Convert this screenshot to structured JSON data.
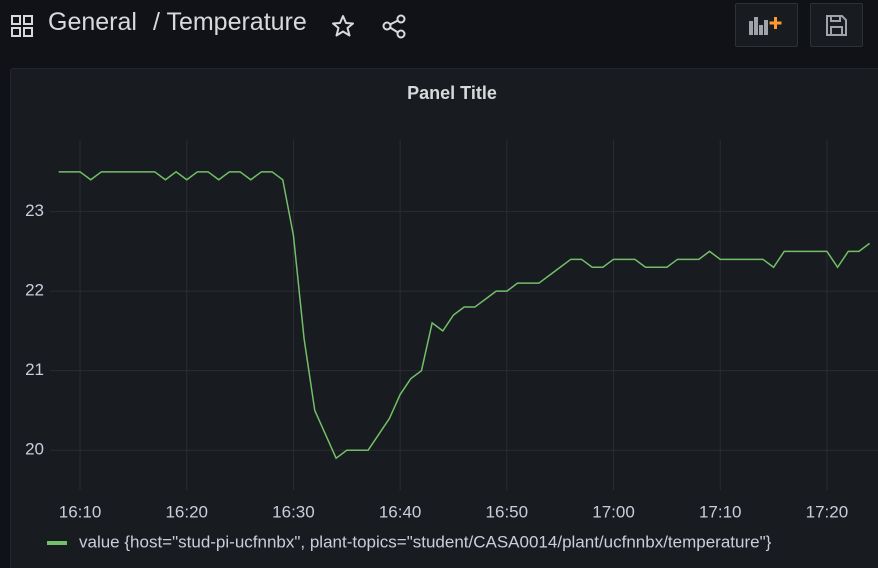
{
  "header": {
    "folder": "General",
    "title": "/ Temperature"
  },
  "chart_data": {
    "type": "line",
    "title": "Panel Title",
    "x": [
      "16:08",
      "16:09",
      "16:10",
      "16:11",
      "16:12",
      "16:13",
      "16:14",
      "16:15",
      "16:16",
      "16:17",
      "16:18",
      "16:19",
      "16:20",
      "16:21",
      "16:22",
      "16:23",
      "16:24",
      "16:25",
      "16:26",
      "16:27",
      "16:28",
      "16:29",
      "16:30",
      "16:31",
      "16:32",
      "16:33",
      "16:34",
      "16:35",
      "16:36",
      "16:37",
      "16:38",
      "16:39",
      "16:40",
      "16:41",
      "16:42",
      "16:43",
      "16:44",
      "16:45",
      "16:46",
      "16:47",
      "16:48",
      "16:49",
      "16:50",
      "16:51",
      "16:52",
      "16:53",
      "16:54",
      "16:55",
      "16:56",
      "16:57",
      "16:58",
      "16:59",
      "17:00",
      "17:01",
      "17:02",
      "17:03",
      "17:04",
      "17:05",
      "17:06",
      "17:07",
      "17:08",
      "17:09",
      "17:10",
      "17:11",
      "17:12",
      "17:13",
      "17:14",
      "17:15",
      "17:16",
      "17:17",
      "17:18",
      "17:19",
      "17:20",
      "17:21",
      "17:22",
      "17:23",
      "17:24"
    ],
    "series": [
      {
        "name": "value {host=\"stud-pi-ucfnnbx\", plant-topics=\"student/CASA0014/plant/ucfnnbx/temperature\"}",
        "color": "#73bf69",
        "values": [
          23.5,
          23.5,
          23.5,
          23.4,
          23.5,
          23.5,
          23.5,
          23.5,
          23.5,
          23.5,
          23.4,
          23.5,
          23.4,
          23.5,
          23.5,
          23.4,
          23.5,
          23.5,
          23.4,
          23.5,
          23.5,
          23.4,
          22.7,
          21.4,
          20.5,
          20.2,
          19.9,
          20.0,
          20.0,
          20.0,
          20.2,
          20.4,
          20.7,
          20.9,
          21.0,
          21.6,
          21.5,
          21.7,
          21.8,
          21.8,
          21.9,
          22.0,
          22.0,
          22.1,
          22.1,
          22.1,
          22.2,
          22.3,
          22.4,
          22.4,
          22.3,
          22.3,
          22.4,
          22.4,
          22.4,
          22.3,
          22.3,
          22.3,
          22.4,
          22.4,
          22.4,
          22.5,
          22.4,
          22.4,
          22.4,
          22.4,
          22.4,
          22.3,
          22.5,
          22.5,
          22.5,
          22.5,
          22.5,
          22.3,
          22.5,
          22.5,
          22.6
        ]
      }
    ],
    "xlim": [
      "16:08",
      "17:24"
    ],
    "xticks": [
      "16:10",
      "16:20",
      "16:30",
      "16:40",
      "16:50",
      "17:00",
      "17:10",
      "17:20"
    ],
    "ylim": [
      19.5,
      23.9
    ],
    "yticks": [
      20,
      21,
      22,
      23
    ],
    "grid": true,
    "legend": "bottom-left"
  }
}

..........

The task
Your task is to set down the records shown above exactly, minus any pictures.

Result of the exercise
Convert this screenshot to structured JSON data.
{
  "header": {
    "folder": "General",
    "title": "/ Temperature"
  },
  "chart_data": {
    "type": "line",
    "title": "Panel Title",
    "x": [
      "16:08",
      "16:09",
      "16:10",
      "16:11",
      "16:12",
      "16:13",
      "16:14",
      "16:15",
      "16:16",
      "16:17",
      "16:18",
      "16:19",
      "16:20",
      "16:21",
      "16:22",
      "16:23",
      "16:24",
      "16:25",
      "16:26",
      "16:27",
      "16:28",
      "16:29",
      "16:30",
      "16:31",
      "16:32",
      "16:33",
      "16:34",
      "16:35",
      "16:36",
      "16:37",
      "16:38",
      "16:39",
      "16:40",
      "16:41",
      "16:42",
      "16:43",
      "16:44",
      "16:45",
      "16:46",
      "16:47",
      "16:48",
      "16:49",
      "16:50",
      "16:51",
      "16:52",
      "16:53",
      "16:54",
      "16:55",
      "16:56",
      "16:57",
      "16:58",
      "16:59",
      "17:00",
      "17:01",
      "17:02",
      "17:03",
      "17:04",
      "17:05",
      "17:06",
      "17:07",
      "17:08",
      "17:09",
      "17:10",
      "17:11",
      "17:12",
      "17:13",
      "17:14",
      "17:15",
      "17:16",
      "17:17",
      "17:18",
      "17:19",
      "17:20",
      "17:21",
      "17:22",
      "17:23",
      "17:24"
    ],
    "series": [
      {
        "name": "value {host=\"stud-pi-ucfnnbx\", plant-topics=\"student/CASA0014/plant/ucfnnbx/temperature\"}",
        "color": "#73bf69",
        "values": [
          23.5,
          23.5,
          23.5,
          23.4,
          23.5,
          23.5,
          23.5,
          23.5,
          23.5,
          23.5,
          23.4,
          23.5,
          23.4,
          23.5,
          23.5,
          23.4,
          23.5,
          23.5,
          23.4,
          23.5,
          23.5,
          23.4,
          22.7,
          21.4,
          20.5,
          20.2,
          19.9,
          20.0,
          20.0,
          20.0,
          20.2,
          20.4,
          20.7,
          20.9,
          21.0,
          21.6,
          21.5,
          21.7,
          21.8,
          21.8,
          21.9,
          22.0,
          22.0,
          22.1,
          22.1,
          22.1,
          22.2,
          22.3,
          22.4,
          22.4,
          22.3,
          22.3,
          22.4,
          22.4,
          22.4,
          22.3,
          22.3,
          22.3,
          22.4,
          22.4,
          22.4,
          22.5,
          22.4,
          22.4,
          22.4,
          22.4,
          22.4,
          22.3,
          22.5,
          22.5,
          22.5,
          22.5,
          22.5,
          22.3,
          22.5,
          22.5,
          22.6
        ]
      }
    ],
    "xlim": [
      "16:08",
      "17:24"
    ],
    "xticks": [
      "16:10",
      "16:20",
      "16:30",
      "16:40",
      "16:50",
      "17:00",
      "17:10",
      "17:20"
    ],
    "ylim": [
      19.5,
      23.9
    ],
    "yticks": [
      20,
      21,
      22,
      23
    ],
    "grid": true,
    "legend": "bottom-left"
  }
}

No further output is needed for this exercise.